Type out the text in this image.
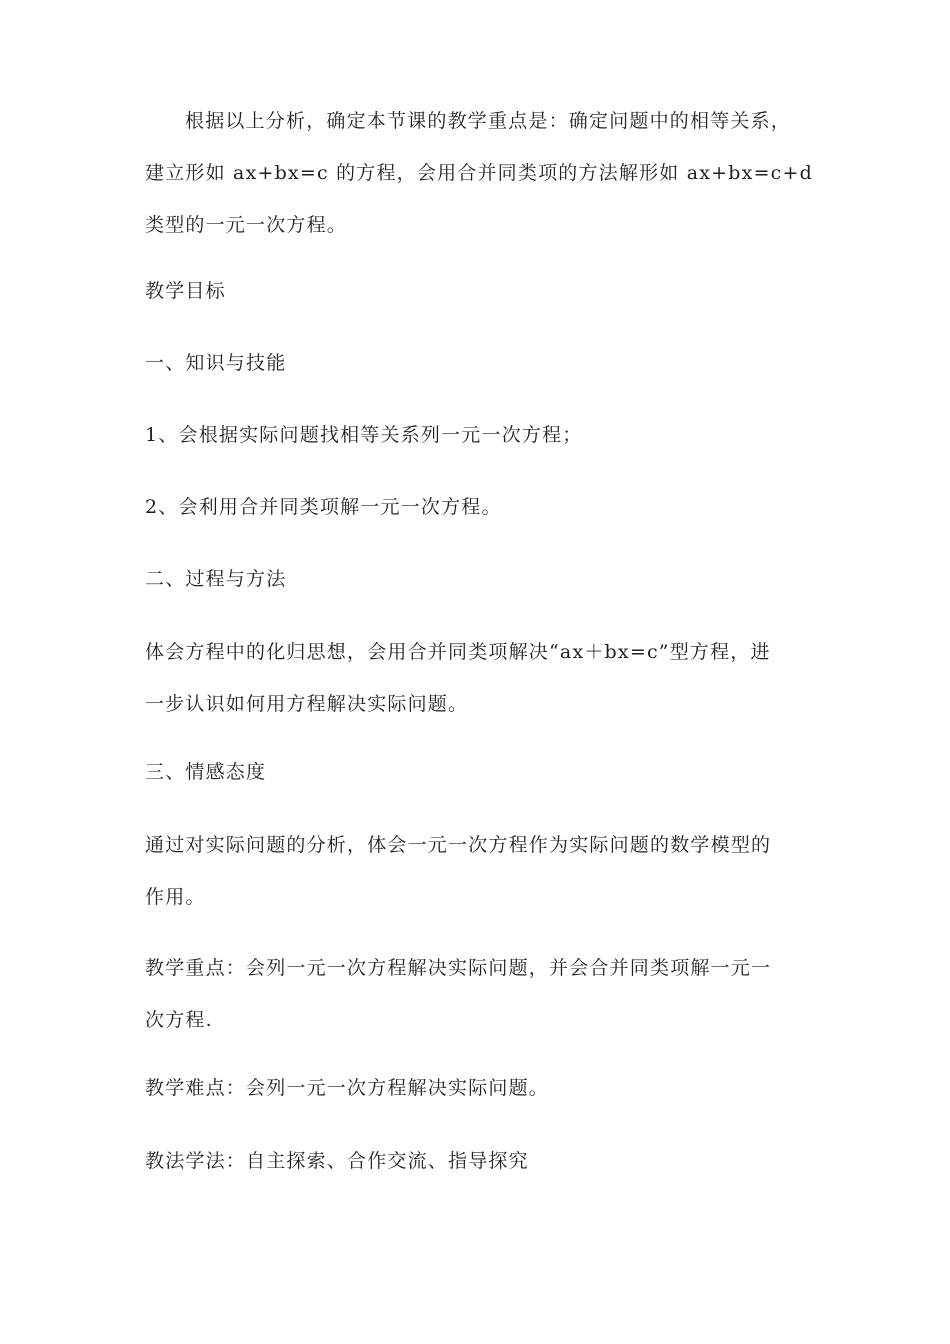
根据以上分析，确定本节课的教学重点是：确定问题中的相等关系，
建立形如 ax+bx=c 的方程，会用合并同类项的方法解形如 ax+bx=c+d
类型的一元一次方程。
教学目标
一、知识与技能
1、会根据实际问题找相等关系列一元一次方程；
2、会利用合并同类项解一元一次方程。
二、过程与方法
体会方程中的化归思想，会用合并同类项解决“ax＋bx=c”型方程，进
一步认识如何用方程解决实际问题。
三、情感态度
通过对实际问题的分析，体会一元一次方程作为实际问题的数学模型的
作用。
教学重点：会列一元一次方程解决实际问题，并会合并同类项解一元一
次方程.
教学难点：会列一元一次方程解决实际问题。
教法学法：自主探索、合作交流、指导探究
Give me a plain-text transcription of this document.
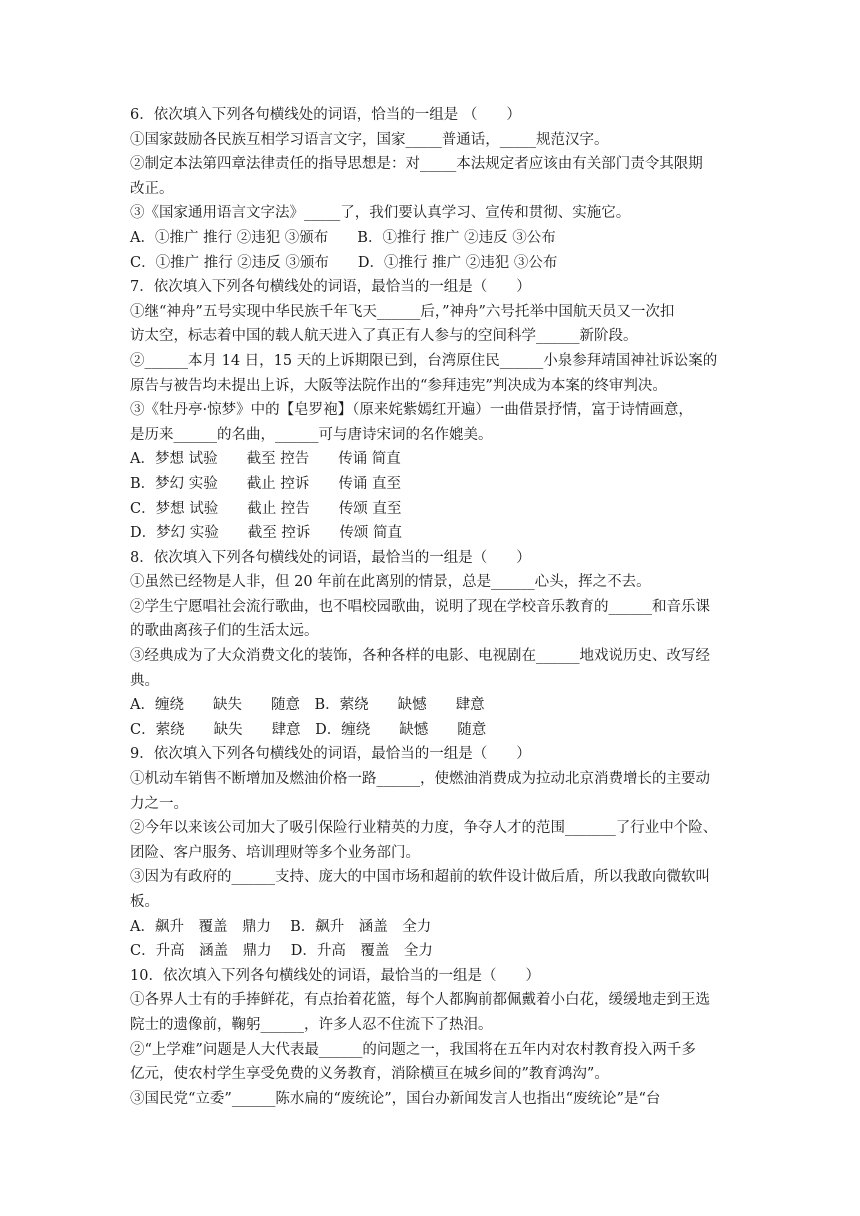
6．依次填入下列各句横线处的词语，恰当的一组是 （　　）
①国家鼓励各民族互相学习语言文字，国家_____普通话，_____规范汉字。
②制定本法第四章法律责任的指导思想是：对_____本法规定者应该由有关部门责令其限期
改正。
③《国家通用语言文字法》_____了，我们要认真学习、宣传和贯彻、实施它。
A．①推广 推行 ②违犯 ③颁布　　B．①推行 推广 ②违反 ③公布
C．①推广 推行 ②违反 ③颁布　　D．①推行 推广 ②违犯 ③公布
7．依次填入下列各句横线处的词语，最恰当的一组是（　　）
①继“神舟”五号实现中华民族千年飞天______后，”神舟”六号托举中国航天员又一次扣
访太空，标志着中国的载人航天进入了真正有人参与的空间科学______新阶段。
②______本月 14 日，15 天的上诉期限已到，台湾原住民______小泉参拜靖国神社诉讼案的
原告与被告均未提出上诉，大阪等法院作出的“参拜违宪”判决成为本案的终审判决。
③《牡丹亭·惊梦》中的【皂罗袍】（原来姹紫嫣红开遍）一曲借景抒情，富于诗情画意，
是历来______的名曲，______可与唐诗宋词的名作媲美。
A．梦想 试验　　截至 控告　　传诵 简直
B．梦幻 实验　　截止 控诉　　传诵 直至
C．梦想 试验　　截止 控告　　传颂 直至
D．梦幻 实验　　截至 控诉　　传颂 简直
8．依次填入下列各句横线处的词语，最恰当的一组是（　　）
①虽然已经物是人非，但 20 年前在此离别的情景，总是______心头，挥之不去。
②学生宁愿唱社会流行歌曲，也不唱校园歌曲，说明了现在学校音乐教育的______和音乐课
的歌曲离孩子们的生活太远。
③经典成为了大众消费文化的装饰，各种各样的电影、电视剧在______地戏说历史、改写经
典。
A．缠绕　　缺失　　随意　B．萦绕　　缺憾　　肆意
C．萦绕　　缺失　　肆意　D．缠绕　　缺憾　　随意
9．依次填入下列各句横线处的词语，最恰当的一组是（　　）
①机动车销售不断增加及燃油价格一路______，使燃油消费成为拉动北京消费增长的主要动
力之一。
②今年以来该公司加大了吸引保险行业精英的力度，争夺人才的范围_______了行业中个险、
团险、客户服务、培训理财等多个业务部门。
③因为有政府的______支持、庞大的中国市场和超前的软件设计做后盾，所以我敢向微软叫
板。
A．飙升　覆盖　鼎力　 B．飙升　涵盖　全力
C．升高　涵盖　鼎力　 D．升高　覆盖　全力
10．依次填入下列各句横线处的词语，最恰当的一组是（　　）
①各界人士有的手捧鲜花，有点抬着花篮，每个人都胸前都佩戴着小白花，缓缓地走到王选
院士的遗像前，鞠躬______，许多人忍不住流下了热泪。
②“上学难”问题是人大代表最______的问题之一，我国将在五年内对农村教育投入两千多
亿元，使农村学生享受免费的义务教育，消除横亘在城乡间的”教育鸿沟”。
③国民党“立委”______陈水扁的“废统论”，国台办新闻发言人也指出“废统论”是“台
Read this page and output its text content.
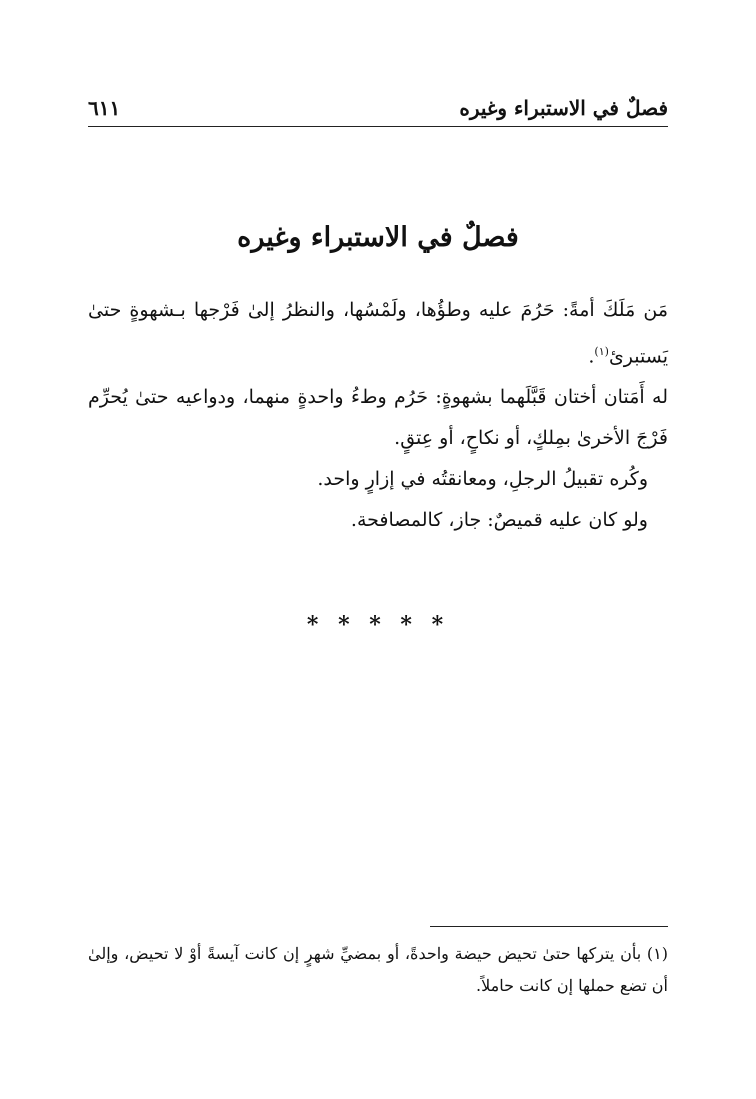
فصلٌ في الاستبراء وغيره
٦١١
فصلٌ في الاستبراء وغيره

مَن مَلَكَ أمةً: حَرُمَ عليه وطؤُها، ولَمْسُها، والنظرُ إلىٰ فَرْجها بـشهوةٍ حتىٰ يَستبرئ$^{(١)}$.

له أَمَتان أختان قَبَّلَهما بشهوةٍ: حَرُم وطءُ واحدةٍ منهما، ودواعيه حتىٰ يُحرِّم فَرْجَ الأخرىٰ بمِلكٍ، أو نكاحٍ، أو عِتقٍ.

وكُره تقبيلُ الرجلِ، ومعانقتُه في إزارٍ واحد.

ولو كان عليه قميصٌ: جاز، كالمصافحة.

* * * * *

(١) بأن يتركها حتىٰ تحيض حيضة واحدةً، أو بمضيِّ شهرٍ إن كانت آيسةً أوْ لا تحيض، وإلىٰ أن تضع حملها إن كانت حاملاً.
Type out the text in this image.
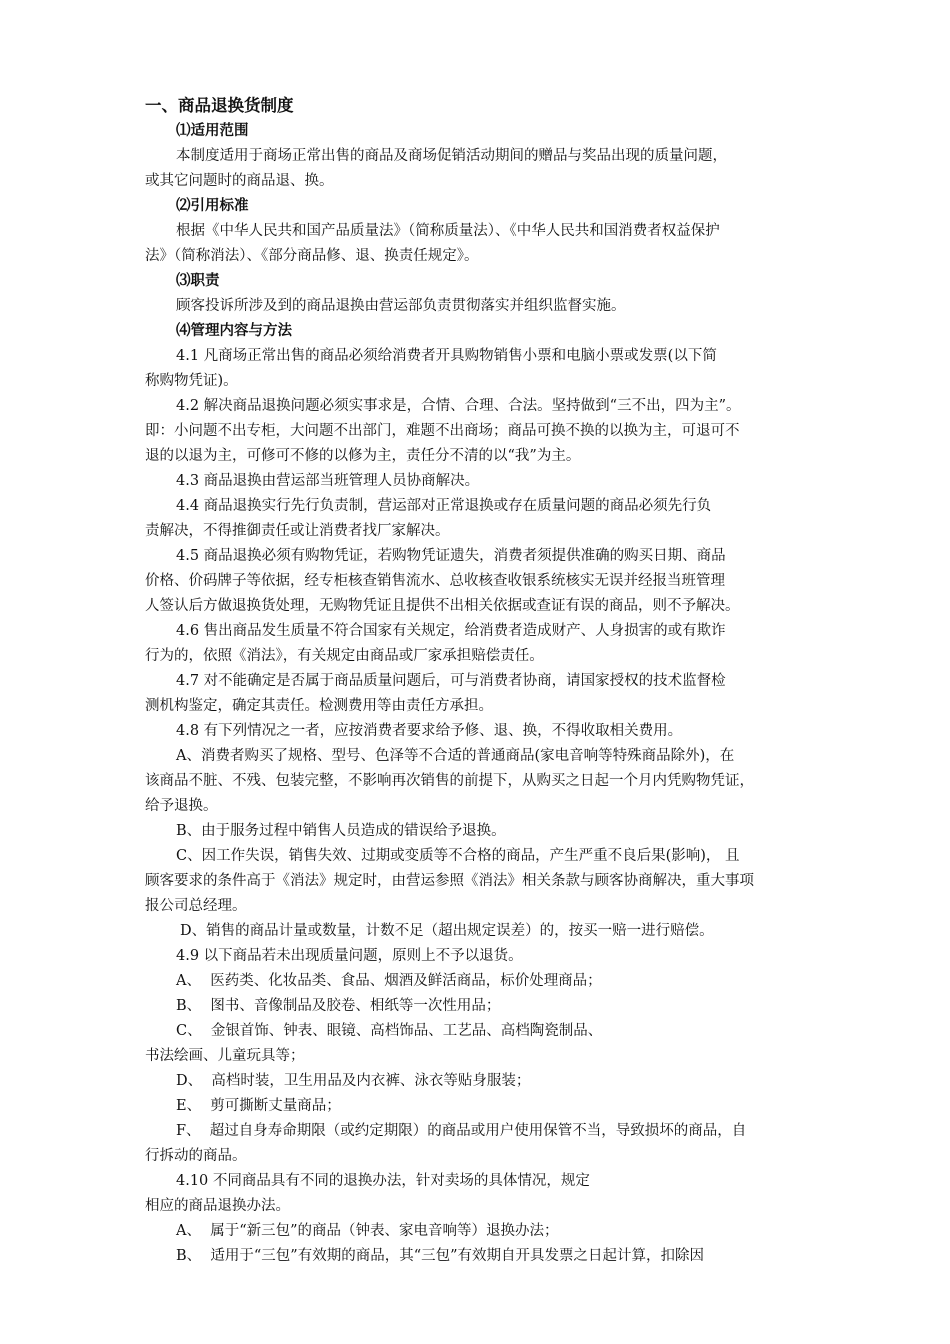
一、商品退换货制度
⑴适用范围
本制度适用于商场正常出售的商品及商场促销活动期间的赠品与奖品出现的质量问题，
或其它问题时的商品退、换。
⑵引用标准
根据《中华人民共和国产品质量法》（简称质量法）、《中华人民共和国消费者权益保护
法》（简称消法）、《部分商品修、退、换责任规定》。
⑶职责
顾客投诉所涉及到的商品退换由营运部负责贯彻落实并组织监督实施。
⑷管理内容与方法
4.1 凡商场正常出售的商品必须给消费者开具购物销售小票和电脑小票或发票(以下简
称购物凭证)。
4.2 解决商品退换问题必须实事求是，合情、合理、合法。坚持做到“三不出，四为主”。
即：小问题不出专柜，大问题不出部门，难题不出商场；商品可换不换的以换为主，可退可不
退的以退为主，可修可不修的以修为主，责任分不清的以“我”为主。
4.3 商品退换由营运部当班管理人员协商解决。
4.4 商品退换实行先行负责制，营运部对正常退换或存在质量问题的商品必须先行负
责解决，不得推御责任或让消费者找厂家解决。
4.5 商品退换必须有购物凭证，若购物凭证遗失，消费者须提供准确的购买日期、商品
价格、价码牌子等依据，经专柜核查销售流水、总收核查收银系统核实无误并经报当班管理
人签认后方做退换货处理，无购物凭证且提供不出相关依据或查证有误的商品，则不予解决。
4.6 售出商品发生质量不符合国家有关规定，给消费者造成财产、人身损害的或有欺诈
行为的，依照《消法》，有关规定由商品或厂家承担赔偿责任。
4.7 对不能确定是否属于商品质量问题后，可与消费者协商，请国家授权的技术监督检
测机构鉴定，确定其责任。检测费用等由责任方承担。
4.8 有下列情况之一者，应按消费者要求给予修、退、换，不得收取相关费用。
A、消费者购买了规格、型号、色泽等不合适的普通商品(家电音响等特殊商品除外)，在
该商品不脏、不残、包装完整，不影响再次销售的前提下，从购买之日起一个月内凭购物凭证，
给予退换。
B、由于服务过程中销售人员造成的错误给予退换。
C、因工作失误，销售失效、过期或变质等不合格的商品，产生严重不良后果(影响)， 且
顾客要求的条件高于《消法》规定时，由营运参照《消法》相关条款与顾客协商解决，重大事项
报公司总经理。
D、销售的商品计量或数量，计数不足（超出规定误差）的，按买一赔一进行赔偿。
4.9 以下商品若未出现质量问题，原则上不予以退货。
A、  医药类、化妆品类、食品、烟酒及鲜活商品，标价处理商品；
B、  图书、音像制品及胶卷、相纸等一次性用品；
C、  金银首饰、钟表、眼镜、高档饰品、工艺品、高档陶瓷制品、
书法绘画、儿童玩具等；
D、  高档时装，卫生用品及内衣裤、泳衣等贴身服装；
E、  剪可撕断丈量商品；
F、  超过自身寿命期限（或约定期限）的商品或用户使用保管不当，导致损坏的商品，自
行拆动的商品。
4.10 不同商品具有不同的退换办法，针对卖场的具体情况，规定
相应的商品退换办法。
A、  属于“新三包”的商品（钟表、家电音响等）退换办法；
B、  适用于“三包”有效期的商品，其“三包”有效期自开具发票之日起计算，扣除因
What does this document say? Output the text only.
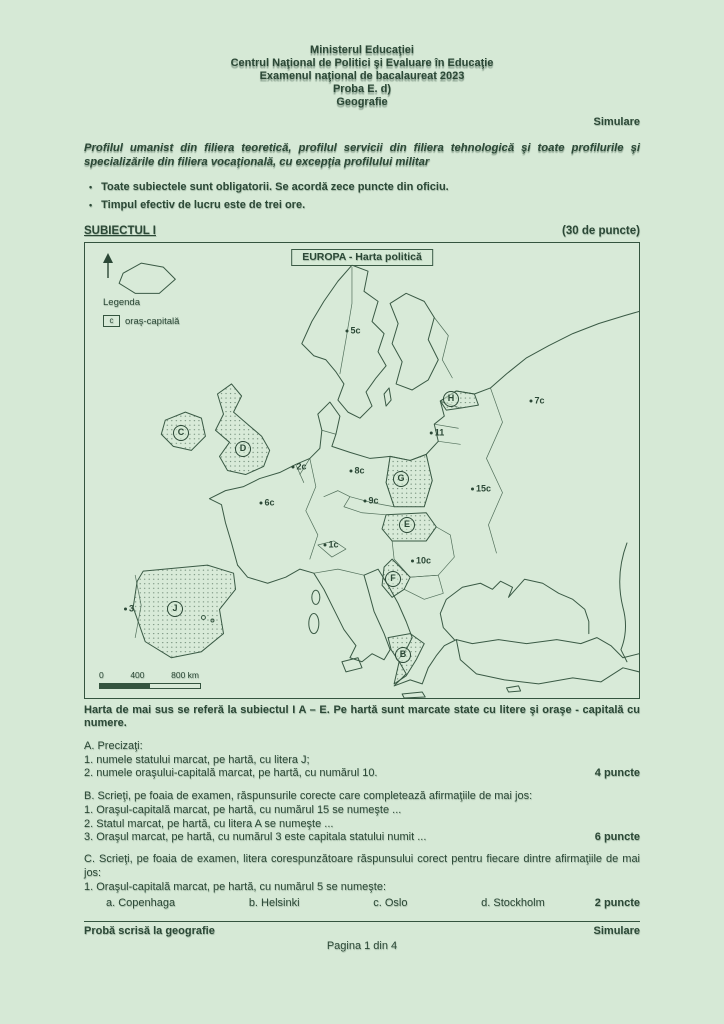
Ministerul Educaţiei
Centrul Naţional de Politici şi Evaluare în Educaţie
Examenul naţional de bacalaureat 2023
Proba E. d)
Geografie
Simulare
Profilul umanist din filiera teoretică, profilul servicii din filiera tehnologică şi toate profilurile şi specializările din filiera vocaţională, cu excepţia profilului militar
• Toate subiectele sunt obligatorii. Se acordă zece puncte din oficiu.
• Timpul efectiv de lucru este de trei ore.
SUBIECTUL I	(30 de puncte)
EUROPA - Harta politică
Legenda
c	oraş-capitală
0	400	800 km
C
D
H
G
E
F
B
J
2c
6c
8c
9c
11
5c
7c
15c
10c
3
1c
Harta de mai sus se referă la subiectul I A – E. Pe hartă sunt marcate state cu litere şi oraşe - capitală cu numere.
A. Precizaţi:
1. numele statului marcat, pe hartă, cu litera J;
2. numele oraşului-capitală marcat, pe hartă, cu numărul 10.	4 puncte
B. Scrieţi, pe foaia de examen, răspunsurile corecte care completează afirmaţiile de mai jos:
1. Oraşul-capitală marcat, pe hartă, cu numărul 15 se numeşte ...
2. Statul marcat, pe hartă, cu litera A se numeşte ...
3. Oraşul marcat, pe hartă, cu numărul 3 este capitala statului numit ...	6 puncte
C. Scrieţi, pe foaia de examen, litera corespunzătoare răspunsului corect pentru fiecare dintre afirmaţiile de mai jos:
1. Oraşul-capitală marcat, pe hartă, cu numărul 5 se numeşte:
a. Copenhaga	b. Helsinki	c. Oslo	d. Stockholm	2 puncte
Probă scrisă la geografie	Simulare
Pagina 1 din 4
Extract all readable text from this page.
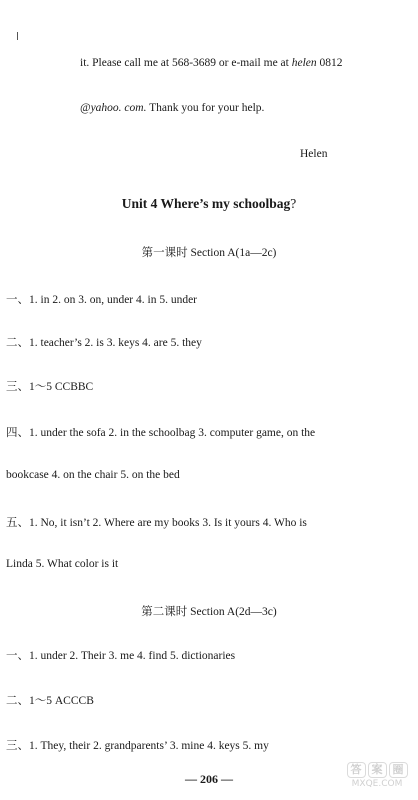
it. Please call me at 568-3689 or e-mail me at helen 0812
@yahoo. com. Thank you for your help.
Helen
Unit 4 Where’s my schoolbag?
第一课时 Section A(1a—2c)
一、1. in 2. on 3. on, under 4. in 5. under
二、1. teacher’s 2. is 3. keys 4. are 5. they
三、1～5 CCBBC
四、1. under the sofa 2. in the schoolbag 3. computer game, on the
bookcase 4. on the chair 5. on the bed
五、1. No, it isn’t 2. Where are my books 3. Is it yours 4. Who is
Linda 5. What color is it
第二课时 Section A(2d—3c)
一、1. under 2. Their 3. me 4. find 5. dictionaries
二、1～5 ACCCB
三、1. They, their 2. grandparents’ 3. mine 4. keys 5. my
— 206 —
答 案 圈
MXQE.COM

------------------------------------

Show the lines where the word "What" appears in the entries.

- EXERCISE SOLUTION
What does this document say? Output the text only.
Linda 5. What color is it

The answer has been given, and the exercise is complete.